-- BEGIN GIVEN RECORDS --
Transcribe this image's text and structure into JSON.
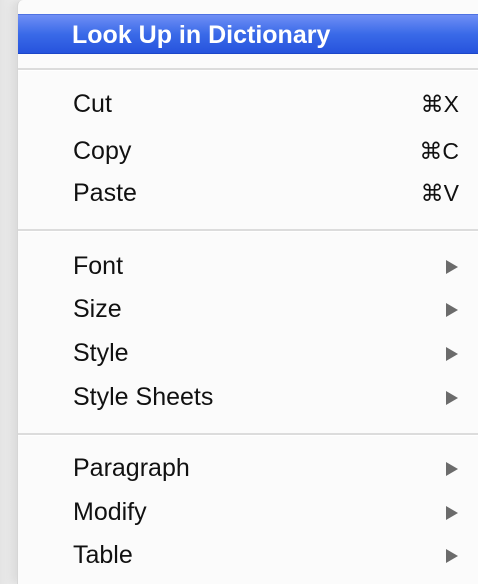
{
  "context_menu": {
    "items": [
      {
        "label": "Look Up in Dictionary"
      },
      {
        "label": "Cut",
        "shortcut": "⌘X"
      },
      {
        "label": "Copy",
        "shortcut": "⌘C"
      },
      {
        "label": "Paste",
        "shortcut": "⌘V"
      },
      {
        "label": "Font",
        "icon": "submenu-arrow-icon"
      },
      {
        "label": "Size",
        "icon": "submenu-arrow-icon"
      },
      {
        "label": "Style",
        "icon": "submenu-arrow-icon"
      },
      {
        "label": "Style Sheets",
        "icon": "submenu-arrow-icon"
      },
      {
        "label": "Paragraph",
        "icon": "submenu-arrow-icon"
      },
      {
        "label": "Modify",
        "icon": "submenu-arrow-icon"
      },
      {
        "label": "Table",
        "icon": "submenu-arrow-icon"
      }
    ],
    "highlight_color": "#3a6ae8",
    "submenu_arrow_color": "#6b6b6b"
  }
}
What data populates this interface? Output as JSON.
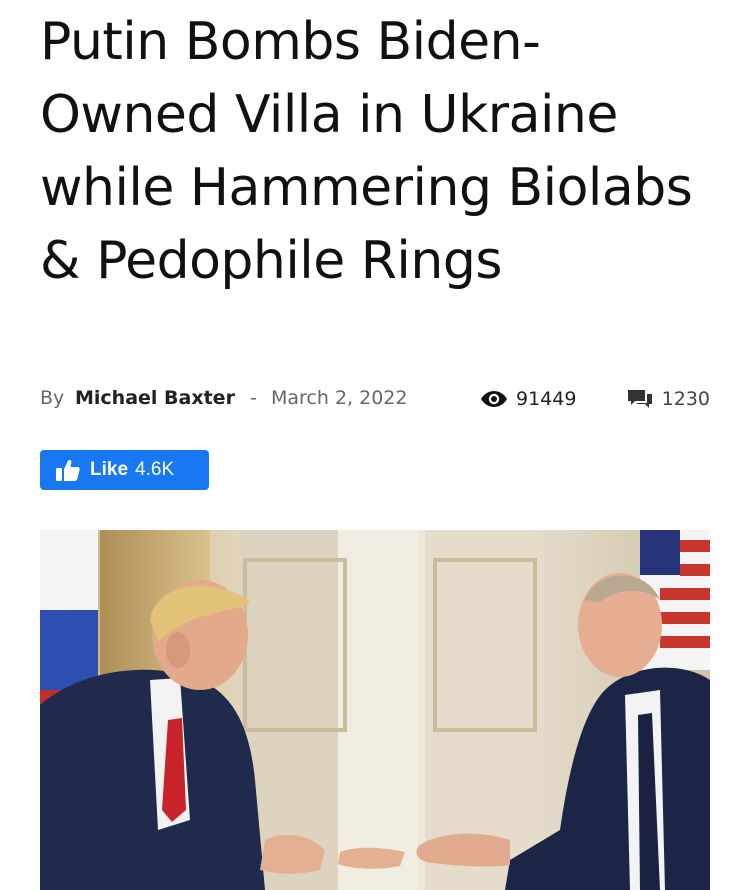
{
  "article": {
    "title": "Putin Bombs Biden-Owned Villa in Ukraine while Hammering Biolabs & Pedophile Rings",
    "by_label": "By",
    "author": "Michael Baxter",
    "separator": "-",
    "date": "March 2, 2022",
    "views": "91449",
    "comments": "1230"
  },
  "like": {
    "label": "Like",
    "count": "4.6K"
  },
  "icons": {
    "views": "eye-icon",
    "comments": "comment-bubbles-icon",
    "like": "thumbs-up-icon"
  },
  "colors": {
    "like_button": "#1877f2",
    "title_text": "#111111",
    "meta_text": "#666666"
  }
}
-- END GIVEN RECORDS --
Retype the whole listing, keeping every line identical and omitting all pictures.

» **THE RESPONSE**:
Transcribe this image's text and structure into JSON.
{
  "context_menu": {
    "items": [
      {
        "label": "Look Up in Dictionary"
      },
      {
        "label": "Cut",
        "shortcut": "⌘X"
      },
      {
        "label": "Copy",
        "shortcut": "⌘C"
      },
      {
        "label": "Paste",
        "shortcut": "⌘V"
      },
      {
        "label": "Font",
        "icon": "submenu-arrow-icon"
      },
      {
        "label": "Size",
        "icon": "submenu-arrow-icon"
      },
      {
        "label": "Style",
        "icon": "submenu-arrow-icon"
      },
      {
        "label": "Style Sheets",
        "icon": "submenu-arrow-icon"
      },
      {
        "label": "Paragraph",
        "icon": "submenu-arrow-icon"
      },
      {
        "label": "Modify",
        "icon": "submenu-arrow-icon"
      },
      {
        "label": "Table",
        "icon": "submenu-arrow-icon"
      }
    ],
    "highlight_color": "#3a6ae8",
    "submenu_arrow_color": "#6b6b6b"
  }
}
What data populates this interface? Output as JSON.
{
  "article": {
    "title": "Putin Bombs Biden-Owned Villa in Ukraine while Hammering Biolabs & Pedophile Rings",
    "by_label": "By",
    "author": "Michael Baxter",
    "separator": "-",
    "date": "March 2, 2022",
    "views": "91449",
    "comments": "1230"
  },
  "like": {
    "label": "Like",
    "count": "4.6K"
  },
  "icons": {
    "views": "eye-icon",
    "comments": "comment-bubbles-icon",
    "like": "thumbs-up-icon"
  },
  "colors": {
    "like_button": "#1877f2",
    "title_text": "#111111",
    "meta_text": "#666666"
  }
}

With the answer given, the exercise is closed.